* _Task directions_:
Extract each line from the entries below that has the string "peut" in it.
>> BEGIN
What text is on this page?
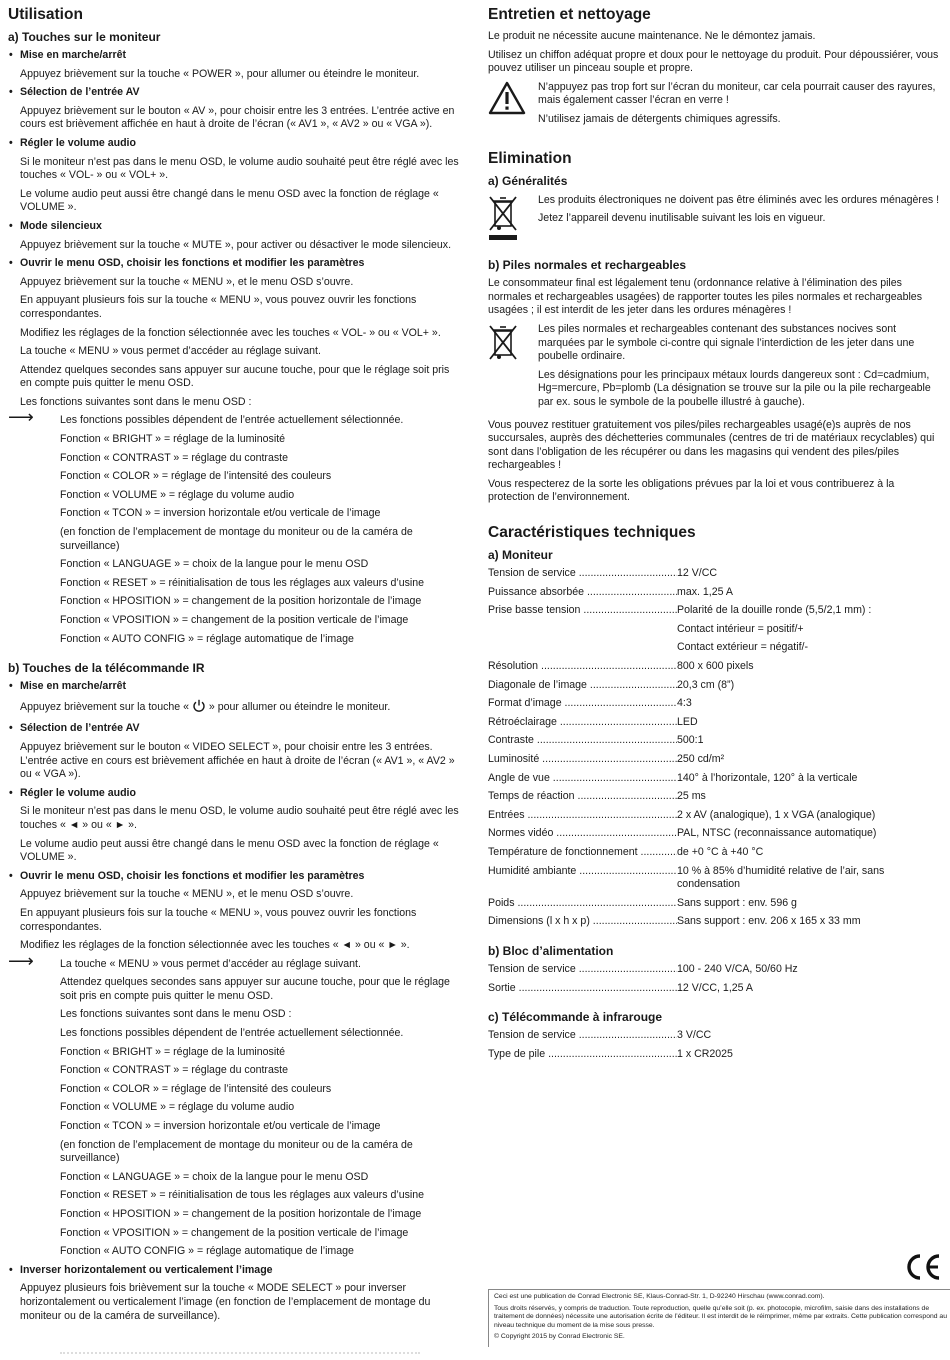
Utilisation
a) Touches sur le moniteur
• Mise en marche/arrêt

Appuyez brièvement sur la touche « POWER », pour allumer ou éteindre le moniteur.

• Sélection de l’entrée AV

Appuyez brièvement sur le bouton « AV », pour choisir entre les 3 entrées. L’entrée active en cours est brièvement affichée en haut à droite de l’écran (« AV1 », « AV2 » ou « VGA »).

• Régler le volume audio

Si le moniteur n’est pas dans le menu OSD, le volume audio souhaité peut être réglé avec les touches « VOL- » ou « VOL+ ».

Le volume audio peut aussi être changé dans le menu OSD avec la fonction de réglage « VOLUME ».

• Mode silencieux

Appuyez brièvement sur la touche « MUTE », pour activer ou désactiver le mode silencieux.

• Ouvrir le menu OSD, choisir les fonctions et modifier les paramètres

Appuyez brièvement sur la touche « MENU », et le menu OSD s’ouvre.

En appuyant plusieurs fois sur la touche « MENU », vous pouvez ouvrir les fonctions correspondantes.

Modifiez les réglages de la fonction sélectionnée avec les touches « VOL- » ou « VOL+ ».

La touche « MENU » vous permet d’accéder au réglage suivant.

Attendez quelques secondes sans appuyer sur aucune touche, pour que le réglage soit pris en compte puis quitter le menu OSD.

Les fonctions suivantes sont dans le menu OSD :

⟶ Les fonctions possibles dépendent de l’entrée actuellement sélectionnée.

Fonction « BRIGHT » = réglage de la luminosité

Fonction « CONTRAST » = réglage du contraste

Fonction « COLOR » = réglage de l’intensité des couleurs

Fonction « VOLUME » = réglage du volume audio

Fonction « TCON » = inversion horizontale et/ou verticale de l’image

(en fonction de l’emplacement de montage du moniteur ou de la caméra de surveillance)

Fonction « LANGUAGE » = choix de la langue pour le menu OSD

Fonction « RESET » = réinitialisation de tous les réglages aux valeurs d’usine

Fonction « HPOSITION » = changement de la position horizontale de l’image

Fonction « VPOSITION » = changement de la position verticale de l’image

Fonction « AUTO CONFIG » = réglage automatique de l’image

b) Touches de la télécommande IR
• Mise en marche/arrêt

Appuyez brièvement sur la touche «  » pour allumer ou éteindre le moniteur.

• Sélection de l’entrée AV

Appuyez brièvement sur le bouton « VIDEO SELECT », pour choisir entre les 3 entrées. L’entrée active en cours est brièvement affichée en haut à droite de l’écran (« AV1 », « AV2 » ou « VGA »).

• Régler le volume audio

Si le moniteur n’est pas dans le menu OSD, le volume audio souhaité peut être réglé avec les touches « ◄ » ou « ► ».

Le volume audio peut aussi être changé dans le menu OSD avec la fonction de réglage « VOLUME ».

• Ouvrir le menu OSD, choisir les fonctions et modifier les paramètres

Appuyez brièvement sur la touche « MENU », et le menu OSD s’ouvre.

En appuyant plusieurs fois sur la touche « MENU », vous pouvez ouvrir les fonctions correspondantes.

Modifiez les réglages de la fonction sélectionnée avec les touches « ◄ » ou « ► ».

⟶ La touche « MENU » vous permet d’accéder au réglage suivant.

Attendez quelques secondes sans appuyer sur aucune touche, pour que le réglage soit pris en compte puis quitter le menu OSD.

Les fonctions suivantes sont dans le menu OSD :

Les fonctions possibles dépendent de l’entrée actuellement sélectionnée.

Fonction « BRIGHT » = réglage de la luminosité

Fonction « CONTRAST » = réglage du contraste

Fonction « COLOR » = réglage de l’intensité des couleurs

Fonction « VOLUME » = réglage du volume audio

Fonction « TCON » = inversion horizontale et/ou verticale de l’image

(en fonction de l’emplacement de montage du moniteur ou de la caméra de surveillance)

Fonction « LANGUAGE » = choix de la langue pour le menu OSD

Fonction « RESET » = réinitialisation de tous les réglages aux valeurs d’usine

Fonction « HPOSITION » = changement de la position horizontale de l’image

Fonction « VPOSITION » = changement de la position verticale de l’image

Fonction « AUTO CONFIG » = réglage automatique de l’image

• Inverser horizontalement ou verticalement l’image

Appuyez plusieurs fois brièvement sur la touche « MODE SELECT » pour inverser horizontalement ou verticalement l’image (en fonction de l’emplacement de montage du moniteur ou de la caméra de surveillance).

Entretien et nettoyage

Le produit ne nécessite aucune maintenance. Ne le démontez jamais.

Utilisez un chiffon adéquat propre et doux pour le nettoyage du produit. Pour dépoussiérer, vous pouvez utiliser un pinceau souple et propre.

N’appuyez pas trop fort sur l’écran du moniteur, car cela pourrait causer des rayures, mais également casser l’écran en verre !

N’utilisez jamais de détergents chimiques agressifs.

Elimination
a) Généralités

Les produits électroniques ne doivent pas être éliminés avec les ordures ménagères !

Jetez l’appareil devenu inutilisable suivant les lois en vigueur.

b) Piles normales et rechargeables

Le consommateur final est légalement tenu (ordonnance relative à l’élimination des piles normales et rechargeables usagées) de rapporter toutes les piles normales et rechargeables usagées ; il est interdit de les jeter dans les ordures ménagères !

Les piles normales et rechargeables contenant des substances nocives sont marquées par le symbole ci-contre qui signale l’interdiction de les jeter dans une poubelle ordinaire.

Les désignations pour les principaux métaux lourds dangereux sont : Cd=cadmium, Hg=mercure, Pb=plomb (La désignation se trouve sur la pile ou la pile rechargeable par ex. sous le symbole de la poubelle illustré à gauche).

Vous pouvez restituer gratuitement vos piles/piles rechargeables usagé(e)s auprès de nos succursales, auprès des déchetteries communales (centres de tri de matériaux recyclables) qui sont dans l’obligation de les récupérer ou dans les magasins qui vendent des piles/piles rechargeables !

Vous respecterez de la sorte les obligations prévues par la loi et vous contribuerez à la protection de l’environnement.

Caractéristiques techniques
a) Moniteur
Tension de service .....	12 V/CC
Puissance absorbée .....	max. 1,25 A
Prise basse tension .....	Polarité de la douille ronde (5,5/2,1 mm) :
Contact intérieur = positif/+
Contact extérieur = négatif/-
Résolution .....	800 x 600 pixels
Diagonale de l’image .....	20,3 cm (8”)
Format d’image .....	4:3
Rétroéclairage .....	LED
Contraste .....	500:1
Luminosité .....	250 cd/m²
Angle de vue .....	140° à l’horizontale, 120° à la verticale
Temps de réaction .....	25 ms
Entrées .....	2 x AV (analogique), 1 x VGA (analogique)
Normes vidéo .....	PAL, NTSC (reconnaissance automatique)
Température de fonctionnement .....	de +0 °C à +40 °C
Humidité ambiante .....	10 % à 85% d’humidité relative de l’air, sans condensation
Poids .....	Sans support : env. 596 g
Dimensions (l x h x p) .....	Sans support : env. 206 x 165 x 33 mm
b) Bloc d’alimentation
Tension de service .....	100 - 240 V/CA, 50/60 Hz
Sortie .....	12 V/CC, 1,25 A
c) Télécommande à infrarouge
Tension de service .....	3 V/CC
Type de pile .....	1 x CR2025

Ceci est une publication de Conrad Electronic SE, Klaus-Conrad-Str. 1, D-92240 Hirschau (www.conrad.com).

Tous droits réservés, y compris de traduction. Toute reproduction, quelle qu’elle soit (p. ex. photocopie, microfilm, saisie dans des installations de traitement de données) nécessite une autorisation écrite de l’éditeur. Il est interdit de le réimprimer, même par extraits. Cette publication correspond au niveau technique du moment de la mise sous presse.

© Copyright 2015 by Conrad Electronic SE.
>> END
* _Final result_:
Si le moniteur n’est pas dans le menu OSD, le volume audio souhaité peut être réglé avec les touches « VOL- » ou « VOL+ ».
Le volume audio peut aussi être changé dans le menu OSD avec la fonction de réglage « VOLUME ».
Si le moniteur n’est pas dans le menu OSD, le volume audio souhaité peut être réglé avec les touches « ◄ » ou « ► ».
Le volume audio peut aussi être changé dans le menu OSD avec la fonction de réglage « VOLUME ».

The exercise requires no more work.